_Фрагмент документа:_
В целом мы обнаруживаем, что, когда ужасы жизни начинают перевешивать собою ужасы смерти, человек полагает своей жизни конец. Однако последние все же являются при этом значительным препятствием: они – как бы сторожа, стоящие при выходе. Нет, может быть, ни одного человека, который в известный момент не оборвал бы своего существования, если бы такой конец действительно имел характер чисто отрицательный, действительно был одним только мгновенным прекращением существования. Но в нем есть и нечто положительное, а именно – разрушение тела. Оно-то и устрашает, так как тело как раз и есть проявление воли к жизни.
Тем не менее борьба со сторожами, охраняющими выход, обыкновенно не так трудна, как это кажется нам издали, и именно – вследствие антагонизма между страданиями духовными и физическими. Ведь когда мы очень тяжело или долго страдаем телесно, мы становимся равнодушны ко всякому другому горю; мы желаем только выздоровления. Точно так же и сильные нравственные страдания делают нас нечувствительными к страданиям физическим; мы презираем их, мало того, если они вдруг получают перевес, это нам даже приятно, как отвлечение, как пауза в страдании нравственном. Это-то и облегчает самоубийство: в глазах человека, мучимого тяжелым нравственным страданием, связанное с самоубийством физическое страдание теряет всякое значение. Особенно ясно это видно на тех людях, у которых влечение к самоубийству вытекает из чисто болезненного, глубоко мрачного настроения. Таким людям самоубийство вовсе не стоит внутренней борьбы; им нет надобности собираться для него с духом. Достаточно приставленному к ним надсмотрщику оставить их на две минуты – и счеты их с жизнью покончены.
Когда мы видим тяжелый, страшный сон и наша тоска достигает высшей степени, она сама же доводит нас до пробуждения, с которым исчезают и все чудища ночи. То же самое происходит и в жизненном сне, когда высшая степень тоски заставляет нас прервать его.
Самоубийство может также рассматриваться как эксперимент, как вопрос, который человек ставит своей природе и на который он хочет вырвать у нее ответ, а именно: какой перемене подвергаются бытие человека и его познание с наступлением смерти? Но это – дурно придуманный эксперимент, потому что он уничтожает тождественность того сознания, которое должно бы было получить ответ.

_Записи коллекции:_
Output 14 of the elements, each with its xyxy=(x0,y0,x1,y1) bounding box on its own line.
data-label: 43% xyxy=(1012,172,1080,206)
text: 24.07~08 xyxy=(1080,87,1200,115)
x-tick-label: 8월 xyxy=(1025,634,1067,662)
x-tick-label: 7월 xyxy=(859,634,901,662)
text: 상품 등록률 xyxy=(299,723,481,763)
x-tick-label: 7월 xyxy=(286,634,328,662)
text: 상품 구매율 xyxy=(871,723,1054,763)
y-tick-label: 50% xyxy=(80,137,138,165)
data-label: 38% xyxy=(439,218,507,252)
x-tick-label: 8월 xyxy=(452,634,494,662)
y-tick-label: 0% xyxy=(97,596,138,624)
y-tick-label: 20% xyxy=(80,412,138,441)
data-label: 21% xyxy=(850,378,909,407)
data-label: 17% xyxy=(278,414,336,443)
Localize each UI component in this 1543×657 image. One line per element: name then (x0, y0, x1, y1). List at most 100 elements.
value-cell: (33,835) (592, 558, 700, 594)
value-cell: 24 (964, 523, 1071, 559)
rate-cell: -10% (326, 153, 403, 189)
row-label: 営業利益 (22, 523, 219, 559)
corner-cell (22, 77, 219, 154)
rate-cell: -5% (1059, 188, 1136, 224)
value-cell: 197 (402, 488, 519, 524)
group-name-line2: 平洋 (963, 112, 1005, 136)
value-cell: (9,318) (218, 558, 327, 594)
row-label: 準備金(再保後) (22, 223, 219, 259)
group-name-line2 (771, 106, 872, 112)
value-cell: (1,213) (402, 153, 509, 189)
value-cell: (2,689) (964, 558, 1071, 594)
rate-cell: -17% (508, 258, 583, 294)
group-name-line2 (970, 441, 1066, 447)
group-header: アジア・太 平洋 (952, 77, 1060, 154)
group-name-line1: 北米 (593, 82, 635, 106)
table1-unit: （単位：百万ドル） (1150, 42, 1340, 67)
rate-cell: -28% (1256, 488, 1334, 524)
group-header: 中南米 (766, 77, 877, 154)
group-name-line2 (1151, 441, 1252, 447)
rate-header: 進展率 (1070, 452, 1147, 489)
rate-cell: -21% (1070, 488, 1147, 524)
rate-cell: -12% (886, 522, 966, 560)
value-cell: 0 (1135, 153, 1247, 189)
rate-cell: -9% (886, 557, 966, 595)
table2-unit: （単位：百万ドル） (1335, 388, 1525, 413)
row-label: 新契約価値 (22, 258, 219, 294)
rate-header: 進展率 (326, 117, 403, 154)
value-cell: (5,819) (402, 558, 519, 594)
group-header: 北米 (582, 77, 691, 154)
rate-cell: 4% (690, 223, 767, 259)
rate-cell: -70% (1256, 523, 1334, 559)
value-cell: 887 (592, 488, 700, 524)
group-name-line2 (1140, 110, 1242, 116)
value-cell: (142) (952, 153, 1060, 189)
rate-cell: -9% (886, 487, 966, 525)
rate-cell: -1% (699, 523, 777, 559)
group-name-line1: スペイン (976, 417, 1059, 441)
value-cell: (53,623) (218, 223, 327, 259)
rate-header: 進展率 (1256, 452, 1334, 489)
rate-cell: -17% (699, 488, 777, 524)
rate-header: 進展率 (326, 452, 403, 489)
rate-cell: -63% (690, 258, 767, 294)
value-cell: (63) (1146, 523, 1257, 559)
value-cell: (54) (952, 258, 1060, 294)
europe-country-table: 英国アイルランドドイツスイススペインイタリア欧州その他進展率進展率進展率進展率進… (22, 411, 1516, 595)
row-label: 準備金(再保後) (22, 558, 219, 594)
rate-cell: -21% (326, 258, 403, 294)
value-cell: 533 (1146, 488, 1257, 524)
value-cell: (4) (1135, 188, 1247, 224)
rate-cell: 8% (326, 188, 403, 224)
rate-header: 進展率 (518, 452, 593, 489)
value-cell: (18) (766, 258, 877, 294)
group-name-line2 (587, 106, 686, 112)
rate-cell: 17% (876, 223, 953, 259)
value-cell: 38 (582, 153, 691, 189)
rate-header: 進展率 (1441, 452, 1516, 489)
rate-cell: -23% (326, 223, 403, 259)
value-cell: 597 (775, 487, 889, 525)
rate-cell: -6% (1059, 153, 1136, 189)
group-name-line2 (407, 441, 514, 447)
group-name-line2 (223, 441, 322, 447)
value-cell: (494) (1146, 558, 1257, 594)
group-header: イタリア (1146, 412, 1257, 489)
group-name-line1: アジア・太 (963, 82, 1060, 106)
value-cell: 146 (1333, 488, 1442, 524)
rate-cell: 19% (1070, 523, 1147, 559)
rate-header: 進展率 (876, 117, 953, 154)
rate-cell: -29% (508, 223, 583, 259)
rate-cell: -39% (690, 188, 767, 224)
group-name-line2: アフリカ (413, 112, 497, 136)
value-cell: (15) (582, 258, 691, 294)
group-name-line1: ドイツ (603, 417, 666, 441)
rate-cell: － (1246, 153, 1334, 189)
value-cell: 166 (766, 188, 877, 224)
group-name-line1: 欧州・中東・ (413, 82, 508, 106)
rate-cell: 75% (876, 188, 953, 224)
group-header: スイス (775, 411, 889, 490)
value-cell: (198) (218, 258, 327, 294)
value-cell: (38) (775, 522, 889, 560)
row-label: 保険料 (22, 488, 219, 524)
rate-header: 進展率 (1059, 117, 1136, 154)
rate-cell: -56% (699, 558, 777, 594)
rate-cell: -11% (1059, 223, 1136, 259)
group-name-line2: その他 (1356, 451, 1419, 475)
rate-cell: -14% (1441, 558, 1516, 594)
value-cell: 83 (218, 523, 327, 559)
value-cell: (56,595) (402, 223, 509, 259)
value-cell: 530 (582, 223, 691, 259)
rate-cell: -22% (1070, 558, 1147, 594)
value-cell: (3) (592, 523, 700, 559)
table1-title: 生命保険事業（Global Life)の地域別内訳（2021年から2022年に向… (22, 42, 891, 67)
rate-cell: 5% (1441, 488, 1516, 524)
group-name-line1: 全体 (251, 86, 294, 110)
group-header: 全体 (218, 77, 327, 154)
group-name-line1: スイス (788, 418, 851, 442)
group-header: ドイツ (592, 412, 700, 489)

_Список заданий:_
A. Перепишите часть фрагмента о самоубийстве, начиная со слов "Когда мы видим" и заканчивая словами "нас прервать его.", подставив "призраки" вместо "чудища".
B. Переведите на английский язык предложение из фрагмента о самоубийстве: "То же самое происходит и в жизненном сне, когда высшая степень тоски заставляет нас прервать его."

_Полученные ответы:_
A.
Когда мы видим тяжелый, страшный сон и наша тоска достигает высшей степени, она сама же доводит нас до пробуждения, с которым исчезают и все призраки ночи. То же самое происходит и в жизненном сне, когда высшая степень тоски заставляет нас прервать его.

B. The same thing happens in the dream of life, when the highest degree of anguish compels us to break it off.